Exercise →
Tally up the lines that include "dwie" and state that number by itself.

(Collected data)
┌────────
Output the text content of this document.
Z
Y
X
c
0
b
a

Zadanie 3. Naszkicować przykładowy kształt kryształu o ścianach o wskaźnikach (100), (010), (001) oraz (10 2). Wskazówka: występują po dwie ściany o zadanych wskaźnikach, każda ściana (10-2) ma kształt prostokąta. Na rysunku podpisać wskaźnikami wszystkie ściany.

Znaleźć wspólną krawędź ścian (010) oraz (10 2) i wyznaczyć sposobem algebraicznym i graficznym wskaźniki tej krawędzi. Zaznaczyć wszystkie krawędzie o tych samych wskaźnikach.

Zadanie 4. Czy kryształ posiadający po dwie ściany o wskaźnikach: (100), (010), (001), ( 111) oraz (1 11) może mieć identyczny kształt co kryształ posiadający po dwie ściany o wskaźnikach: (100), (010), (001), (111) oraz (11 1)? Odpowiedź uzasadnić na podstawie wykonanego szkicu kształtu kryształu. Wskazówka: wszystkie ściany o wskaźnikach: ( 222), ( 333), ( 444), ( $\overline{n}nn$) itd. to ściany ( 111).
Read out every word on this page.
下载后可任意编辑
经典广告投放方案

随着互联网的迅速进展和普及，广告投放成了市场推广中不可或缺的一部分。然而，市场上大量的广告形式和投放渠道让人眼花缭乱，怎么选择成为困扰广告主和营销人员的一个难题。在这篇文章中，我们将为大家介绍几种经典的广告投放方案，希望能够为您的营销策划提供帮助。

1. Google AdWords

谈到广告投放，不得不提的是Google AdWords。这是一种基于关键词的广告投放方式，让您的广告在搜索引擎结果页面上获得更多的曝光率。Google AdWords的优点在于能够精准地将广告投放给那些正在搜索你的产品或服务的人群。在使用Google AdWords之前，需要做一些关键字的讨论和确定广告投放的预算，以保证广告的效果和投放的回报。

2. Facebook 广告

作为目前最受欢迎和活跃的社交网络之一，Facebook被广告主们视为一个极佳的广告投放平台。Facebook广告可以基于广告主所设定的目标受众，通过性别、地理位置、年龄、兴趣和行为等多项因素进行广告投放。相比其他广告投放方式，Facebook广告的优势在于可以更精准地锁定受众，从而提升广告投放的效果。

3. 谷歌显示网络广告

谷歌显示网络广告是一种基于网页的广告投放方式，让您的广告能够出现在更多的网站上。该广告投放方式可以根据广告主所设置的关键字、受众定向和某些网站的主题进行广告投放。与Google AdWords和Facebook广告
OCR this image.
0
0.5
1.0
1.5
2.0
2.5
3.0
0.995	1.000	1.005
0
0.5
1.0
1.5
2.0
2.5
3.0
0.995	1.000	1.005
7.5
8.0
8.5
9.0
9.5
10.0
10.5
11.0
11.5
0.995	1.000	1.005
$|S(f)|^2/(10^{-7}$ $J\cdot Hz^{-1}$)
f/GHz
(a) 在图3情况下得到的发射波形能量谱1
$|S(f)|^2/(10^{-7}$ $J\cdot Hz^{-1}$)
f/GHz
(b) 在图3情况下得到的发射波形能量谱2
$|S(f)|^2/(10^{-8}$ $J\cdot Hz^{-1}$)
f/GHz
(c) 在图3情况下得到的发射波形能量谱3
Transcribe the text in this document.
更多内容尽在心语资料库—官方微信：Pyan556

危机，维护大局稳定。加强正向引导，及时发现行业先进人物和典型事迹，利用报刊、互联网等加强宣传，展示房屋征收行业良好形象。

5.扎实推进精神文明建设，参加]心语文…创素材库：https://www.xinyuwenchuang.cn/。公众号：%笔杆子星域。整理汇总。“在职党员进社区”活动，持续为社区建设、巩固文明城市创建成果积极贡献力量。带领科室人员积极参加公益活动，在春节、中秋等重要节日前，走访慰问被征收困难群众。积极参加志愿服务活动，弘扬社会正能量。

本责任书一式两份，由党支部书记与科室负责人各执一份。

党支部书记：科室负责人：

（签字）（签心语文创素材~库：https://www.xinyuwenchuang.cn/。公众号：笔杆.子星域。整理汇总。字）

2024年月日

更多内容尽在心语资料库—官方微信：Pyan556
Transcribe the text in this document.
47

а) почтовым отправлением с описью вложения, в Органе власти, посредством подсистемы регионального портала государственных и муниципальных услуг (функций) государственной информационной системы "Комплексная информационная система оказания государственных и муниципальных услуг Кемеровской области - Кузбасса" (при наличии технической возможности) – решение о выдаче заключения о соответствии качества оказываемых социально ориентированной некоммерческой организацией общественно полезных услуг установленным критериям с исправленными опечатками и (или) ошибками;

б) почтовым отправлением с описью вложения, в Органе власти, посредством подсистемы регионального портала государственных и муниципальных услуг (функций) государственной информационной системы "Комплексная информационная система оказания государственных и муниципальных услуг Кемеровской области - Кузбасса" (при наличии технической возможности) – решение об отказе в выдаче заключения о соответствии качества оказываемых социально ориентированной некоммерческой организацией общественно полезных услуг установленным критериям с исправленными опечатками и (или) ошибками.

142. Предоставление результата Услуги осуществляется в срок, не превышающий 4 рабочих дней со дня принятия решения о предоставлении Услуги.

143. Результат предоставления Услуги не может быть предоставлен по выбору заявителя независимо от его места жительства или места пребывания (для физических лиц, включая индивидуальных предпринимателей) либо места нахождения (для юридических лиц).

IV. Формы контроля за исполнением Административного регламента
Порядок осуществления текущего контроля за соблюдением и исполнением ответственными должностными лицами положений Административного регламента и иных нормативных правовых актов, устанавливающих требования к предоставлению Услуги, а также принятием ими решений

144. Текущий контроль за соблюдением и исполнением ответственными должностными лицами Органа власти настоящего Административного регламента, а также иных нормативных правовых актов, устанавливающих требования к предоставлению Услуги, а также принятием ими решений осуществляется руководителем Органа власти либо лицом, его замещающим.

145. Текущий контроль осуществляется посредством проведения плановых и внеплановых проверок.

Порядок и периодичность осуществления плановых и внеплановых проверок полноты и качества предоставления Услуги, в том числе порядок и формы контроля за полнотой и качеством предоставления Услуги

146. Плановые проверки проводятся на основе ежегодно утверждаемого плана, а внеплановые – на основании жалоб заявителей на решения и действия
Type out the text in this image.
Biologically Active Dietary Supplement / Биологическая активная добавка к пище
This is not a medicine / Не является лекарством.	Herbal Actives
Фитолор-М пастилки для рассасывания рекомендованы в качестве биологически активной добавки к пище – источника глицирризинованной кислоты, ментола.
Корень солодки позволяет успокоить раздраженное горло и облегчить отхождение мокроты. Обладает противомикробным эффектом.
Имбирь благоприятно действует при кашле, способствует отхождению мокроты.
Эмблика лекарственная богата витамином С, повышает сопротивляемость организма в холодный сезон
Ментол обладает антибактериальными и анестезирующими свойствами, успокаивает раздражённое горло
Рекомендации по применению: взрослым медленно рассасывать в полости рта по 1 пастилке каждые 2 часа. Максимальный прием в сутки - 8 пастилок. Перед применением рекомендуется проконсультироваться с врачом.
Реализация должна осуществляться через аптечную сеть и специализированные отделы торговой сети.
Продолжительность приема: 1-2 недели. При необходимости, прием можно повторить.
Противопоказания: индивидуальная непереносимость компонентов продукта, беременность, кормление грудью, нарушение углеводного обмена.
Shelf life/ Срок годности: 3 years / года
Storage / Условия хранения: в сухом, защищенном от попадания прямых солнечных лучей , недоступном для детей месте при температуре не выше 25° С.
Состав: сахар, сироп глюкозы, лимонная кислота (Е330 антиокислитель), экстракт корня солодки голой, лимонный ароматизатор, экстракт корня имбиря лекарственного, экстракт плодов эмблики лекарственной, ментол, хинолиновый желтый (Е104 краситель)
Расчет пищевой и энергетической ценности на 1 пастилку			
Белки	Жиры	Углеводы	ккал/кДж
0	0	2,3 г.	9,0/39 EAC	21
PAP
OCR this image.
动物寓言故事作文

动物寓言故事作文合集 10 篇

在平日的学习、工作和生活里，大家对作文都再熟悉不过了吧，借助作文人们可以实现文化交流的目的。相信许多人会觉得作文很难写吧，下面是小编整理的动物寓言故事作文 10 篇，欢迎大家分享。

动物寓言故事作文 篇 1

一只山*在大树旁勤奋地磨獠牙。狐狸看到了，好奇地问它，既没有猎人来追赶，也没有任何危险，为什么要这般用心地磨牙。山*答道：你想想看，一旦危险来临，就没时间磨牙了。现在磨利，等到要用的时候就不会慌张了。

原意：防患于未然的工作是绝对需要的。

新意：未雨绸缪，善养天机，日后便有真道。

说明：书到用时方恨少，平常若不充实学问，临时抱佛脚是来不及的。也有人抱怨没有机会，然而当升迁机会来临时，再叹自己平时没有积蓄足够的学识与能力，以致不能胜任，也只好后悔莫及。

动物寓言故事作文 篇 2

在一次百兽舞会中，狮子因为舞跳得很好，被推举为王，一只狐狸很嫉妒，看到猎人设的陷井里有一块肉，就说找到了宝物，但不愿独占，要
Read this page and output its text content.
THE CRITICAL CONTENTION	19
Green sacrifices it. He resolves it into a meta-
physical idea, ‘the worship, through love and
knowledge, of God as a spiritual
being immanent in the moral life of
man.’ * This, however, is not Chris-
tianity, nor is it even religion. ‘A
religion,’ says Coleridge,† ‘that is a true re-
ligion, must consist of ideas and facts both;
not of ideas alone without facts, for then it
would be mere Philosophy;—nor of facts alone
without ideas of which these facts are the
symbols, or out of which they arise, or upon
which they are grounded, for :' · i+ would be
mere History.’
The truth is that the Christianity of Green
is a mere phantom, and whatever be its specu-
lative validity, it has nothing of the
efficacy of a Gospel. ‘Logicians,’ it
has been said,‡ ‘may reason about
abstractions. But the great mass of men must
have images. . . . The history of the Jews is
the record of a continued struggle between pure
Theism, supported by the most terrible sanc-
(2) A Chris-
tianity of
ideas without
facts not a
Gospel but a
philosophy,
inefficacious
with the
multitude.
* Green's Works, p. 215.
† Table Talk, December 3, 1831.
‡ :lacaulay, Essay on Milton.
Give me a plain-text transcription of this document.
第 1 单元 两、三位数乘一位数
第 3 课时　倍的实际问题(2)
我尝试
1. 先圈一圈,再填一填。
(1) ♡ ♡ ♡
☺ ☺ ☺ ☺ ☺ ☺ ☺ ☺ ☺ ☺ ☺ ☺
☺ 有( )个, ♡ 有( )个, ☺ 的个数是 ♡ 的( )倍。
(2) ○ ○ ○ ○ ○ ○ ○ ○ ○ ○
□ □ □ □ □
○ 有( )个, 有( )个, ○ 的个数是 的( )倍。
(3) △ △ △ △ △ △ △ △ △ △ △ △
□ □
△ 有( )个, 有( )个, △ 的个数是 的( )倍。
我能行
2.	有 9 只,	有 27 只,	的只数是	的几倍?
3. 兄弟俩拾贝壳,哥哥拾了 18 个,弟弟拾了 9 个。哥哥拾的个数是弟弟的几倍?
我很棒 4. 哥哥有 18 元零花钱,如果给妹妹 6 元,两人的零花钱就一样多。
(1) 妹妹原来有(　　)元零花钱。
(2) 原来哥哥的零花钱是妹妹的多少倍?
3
└────────
Result for this task →
2